§ **VERIFIQUE SUA COMPREENSÃO**:
**a)** Repita sem alterações o trecho do texto de estudo que vai de "4. Incumbe ao" a "para fazer isso.".
**b)** Enumere todos os estados civis que o texto de estudo dá como exemplo para o pretenso pai ou mãe.

Posteriormente, o Provimento nº 63 teve sua redação alterada pelo Provimento nº 83, sendo que tal nova redação é a que está atualmente em vigência e que será explicada a seguir.

 

Provimentos nº 63 e nº 83 do Conselho Nacional de Justiça (CNJ)

Atualmente, permite-se o reconhecimento notarial, realizado no cartório, da paternidade/maternidade socioafetiva.

Para tanto, é preciso que sejam atendidos alguns requisitos:

1. O filho a ser reconhecido deve ter mais de 12 (doze) anos.

2. O pretenso pai/mãe precisa ter mais de 18 (dezoito) anos e precisa ser 16 (dezesseis) anos mais velho que o filho a ser reconhecido.

3. Não importa o estado civil do pretenso pai/mãe (pode ser casado, solteiro, divorciado, viúvo), porém é proibido que ele/ela já seja ascendente (pais, avós, bisavós) ou irmão do filho a ser reconhecido.

4. Incumbe ao pretenso pai/mãe demonstrar ao tabelião provas de que existe a afetividade, preferencialmente através de documentos, os quais serão arquivados no cartório. No entanto, mesmo ante a ausência de documentos, o tabelião poderá apurar a existência do vínculo afetivo, desde que justifique e indique que método utilizou para fazer isso.

5. É imprescindível, ainda, que haja a participação do Ministério Público (MP), que deverá emitir parecer (favorável ou desfavorável) ao reconhecimento da filiação socioafetiva. O parecer do MP é vinculante, sendo que o tabelião só estará autorizado a reconhecer o vínculo caso o parecer seja favorável. Se for desfavorável, o procedimento será arquivado, restando ao interessado recorrer à via judicial.

§ **DADOS**:
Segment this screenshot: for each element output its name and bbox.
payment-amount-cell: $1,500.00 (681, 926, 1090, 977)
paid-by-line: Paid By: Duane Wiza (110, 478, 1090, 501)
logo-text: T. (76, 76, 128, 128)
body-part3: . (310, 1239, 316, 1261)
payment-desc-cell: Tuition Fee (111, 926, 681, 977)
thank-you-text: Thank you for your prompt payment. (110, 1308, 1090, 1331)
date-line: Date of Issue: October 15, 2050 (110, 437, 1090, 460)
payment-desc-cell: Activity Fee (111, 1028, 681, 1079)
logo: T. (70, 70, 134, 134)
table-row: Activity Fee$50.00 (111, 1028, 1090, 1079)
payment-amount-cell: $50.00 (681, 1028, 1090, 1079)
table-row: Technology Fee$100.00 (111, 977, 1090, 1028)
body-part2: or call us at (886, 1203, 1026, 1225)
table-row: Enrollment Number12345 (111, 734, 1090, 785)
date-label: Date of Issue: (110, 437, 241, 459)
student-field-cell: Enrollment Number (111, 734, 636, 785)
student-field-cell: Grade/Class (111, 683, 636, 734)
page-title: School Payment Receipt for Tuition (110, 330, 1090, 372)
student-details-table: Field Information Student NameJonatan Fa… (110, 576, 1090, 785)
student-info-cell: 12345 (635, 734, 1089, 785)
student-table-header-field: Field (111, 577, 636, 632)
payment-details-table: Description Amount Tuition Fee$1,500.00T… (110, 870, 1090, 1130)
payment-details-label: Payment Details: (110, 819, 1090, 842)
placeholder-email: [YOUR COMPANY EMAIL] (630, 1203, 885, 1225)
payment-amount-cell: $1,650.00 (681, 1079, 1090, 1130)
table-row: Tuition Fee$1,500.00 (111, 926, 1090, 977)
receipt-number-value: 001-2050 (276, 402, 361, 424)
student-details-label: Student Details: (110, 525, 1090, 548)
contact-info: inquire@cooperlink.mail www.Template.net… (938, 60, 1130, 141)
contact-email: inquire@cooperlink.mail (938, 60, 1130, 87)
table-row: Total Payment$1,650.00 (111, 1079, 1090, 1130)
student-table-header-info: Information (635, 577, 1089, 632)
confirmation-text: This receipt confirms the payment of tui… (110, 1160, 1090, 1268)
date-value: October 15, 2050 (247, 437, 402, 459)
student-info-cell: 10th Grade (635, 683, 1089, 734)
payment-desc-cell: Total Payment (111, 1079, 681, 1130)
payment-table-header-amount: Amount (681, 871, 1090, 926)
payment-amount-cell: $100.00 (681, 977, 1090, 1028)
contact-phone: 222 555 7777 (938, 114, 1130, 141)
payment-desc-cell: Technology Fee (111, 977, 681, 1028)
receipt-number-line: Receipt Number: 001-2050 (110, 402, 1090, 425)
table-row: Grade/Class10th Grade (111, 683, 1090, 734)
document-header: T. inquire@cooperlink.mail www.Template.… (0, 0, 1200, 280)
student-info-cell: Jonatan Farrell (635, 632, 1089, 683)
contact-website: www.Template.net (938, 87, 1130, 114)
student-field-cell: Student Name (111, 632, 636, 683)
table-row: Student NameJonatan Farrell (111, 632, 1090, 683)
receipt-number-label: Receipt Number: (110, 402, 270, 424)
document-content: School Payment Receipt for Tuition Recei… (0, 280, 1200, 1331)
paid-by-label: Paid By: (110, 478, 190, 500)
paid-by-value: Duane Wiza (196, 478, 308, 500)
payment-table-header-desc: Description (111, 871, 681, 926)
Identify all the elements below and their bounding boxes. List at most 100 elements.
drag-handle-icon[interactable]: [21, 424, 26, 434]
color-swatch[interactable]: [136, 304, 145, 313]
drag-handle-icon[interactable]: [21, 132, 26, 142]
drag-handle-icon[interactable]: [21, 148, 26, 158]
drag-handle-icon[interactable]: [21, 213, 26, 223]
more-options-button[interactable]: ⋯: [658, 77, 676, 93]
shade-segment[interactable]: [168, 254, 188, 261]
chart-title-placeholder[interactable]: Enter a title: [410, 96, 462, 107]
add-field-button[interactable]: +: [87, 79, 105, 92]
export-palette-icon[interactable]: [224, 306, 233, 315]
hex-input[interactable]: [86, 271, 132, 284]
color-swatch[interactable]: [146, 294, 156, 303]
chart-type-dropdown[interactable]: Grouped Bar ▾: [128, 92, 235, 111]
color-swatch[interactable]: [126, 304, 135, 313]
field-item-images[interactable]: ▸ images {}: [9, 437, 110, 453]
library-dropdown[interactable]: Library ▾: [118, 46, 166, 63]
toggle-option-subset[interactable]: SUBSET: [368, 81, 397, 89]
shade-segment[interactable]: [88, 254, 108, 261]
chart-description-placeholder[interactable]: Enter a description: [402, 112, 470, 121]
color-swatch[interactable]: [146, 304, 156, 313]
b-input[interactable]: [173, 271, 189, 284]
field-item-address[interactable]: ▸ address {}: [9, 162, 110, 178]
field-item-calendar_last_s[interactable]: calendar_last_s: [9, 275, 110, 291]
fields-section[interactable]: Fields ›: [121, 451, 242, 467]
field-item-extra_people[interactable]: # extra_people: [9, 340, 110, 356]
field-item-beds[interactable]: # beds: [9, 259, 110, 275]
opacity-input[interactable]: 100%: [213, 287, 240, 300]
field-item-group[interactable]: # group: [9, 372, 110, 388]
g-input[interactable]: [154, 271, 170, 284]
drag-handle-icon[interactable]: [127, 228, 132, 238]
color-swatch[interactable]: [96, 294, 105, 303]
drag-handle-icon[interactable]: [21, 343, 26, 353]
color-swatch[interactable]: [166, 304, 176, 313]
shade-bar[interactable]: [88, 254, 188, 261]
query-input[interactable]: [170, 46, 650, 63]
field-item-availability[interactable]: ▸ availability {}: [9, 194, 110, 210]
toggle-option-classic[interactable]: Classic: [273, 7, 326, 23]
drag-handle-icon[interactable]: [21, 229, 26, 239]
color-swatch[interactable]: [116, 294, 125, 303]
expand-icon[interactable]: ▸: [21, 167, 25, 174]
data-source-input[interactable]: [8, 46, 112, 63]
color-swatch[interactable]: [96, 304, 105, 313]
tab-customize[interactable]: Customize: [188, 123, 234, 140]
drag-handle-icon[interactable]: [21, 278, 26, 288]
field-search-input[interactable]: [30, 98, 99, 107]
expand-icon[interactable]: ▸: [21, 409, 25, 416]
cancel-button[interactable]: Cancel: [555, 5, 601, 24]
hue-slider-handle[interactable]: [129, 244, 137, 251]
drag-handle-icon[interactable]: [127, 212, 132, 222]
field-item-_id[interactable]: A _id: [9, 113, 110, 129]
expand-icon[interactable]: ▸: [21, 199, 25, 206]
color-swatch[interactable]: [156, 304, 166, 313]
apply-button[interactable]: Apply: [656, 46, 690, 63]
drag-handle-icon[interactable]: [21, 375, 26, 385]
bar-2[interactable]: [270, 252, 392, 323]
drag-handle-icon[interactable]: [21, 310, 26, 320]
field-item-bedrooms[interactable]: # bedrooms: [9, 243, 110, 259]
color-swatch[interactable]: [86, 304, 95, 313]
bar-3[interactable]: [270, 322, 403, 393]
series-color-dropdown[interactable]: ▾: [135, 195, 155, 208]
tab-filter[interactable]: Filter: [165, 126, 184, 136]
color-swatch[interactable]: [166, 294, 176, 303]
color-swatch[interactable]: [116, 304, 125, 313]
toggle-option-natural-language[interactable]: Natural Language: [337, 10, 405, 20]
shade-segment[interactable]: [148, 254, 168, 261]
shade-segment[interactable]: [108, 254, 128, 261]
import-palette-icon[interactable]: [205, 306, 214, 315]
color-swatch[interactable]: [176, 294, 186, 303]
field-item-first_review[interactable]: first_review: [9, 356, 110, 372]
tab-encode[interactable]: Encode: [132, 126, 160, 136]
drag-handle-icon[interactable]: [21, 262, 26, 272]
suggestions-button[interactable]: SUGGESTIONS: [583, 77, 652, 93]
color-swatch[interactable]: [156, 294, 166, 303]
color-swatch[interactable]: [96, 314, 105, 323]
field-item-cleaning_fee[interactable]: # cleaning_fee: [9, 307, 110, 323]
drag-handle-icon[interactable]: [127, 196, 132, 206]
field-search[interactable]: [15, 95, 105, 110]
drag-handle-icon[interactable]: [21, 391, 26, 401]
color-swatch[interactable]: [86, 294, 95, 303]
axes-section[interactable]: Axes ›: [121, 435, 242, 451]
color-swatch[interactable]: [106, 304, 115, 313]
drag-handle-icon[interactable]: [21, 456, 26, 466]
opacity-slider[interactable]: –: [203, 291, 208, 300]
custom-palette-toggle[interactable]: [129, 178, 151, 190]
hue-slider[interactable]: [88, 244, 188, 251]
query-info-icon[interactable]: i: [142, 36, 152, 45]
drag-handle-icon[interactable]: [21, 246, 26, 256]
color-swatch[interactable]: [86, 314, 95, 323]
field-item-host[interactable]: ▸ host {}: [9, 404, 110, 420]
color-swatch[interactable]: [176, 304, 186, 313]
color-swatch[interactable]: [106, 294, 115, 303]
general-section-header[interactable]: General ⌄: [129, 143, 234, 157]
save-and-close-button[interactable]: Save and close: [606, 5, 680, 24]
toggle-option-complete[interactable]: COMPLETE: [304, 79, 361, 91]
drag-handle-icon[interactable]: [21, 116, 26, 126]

§ **RESPOSTAS**:
**a)**
4. Incumbe ao pretenso pai/mãe demonstrar ao tabelião provas de que existe a afetividade, preferencialmente através de documentos, os quais serão arquivados no cartório. No entanto, mesmo ante a ausência de documentos, o tabelião poderá apurar a existência do vínculo afetivo, desde que justifique e indique que método utilizou para fazer isso.

**b)** Casado, solteiro, divorciado e viúvo.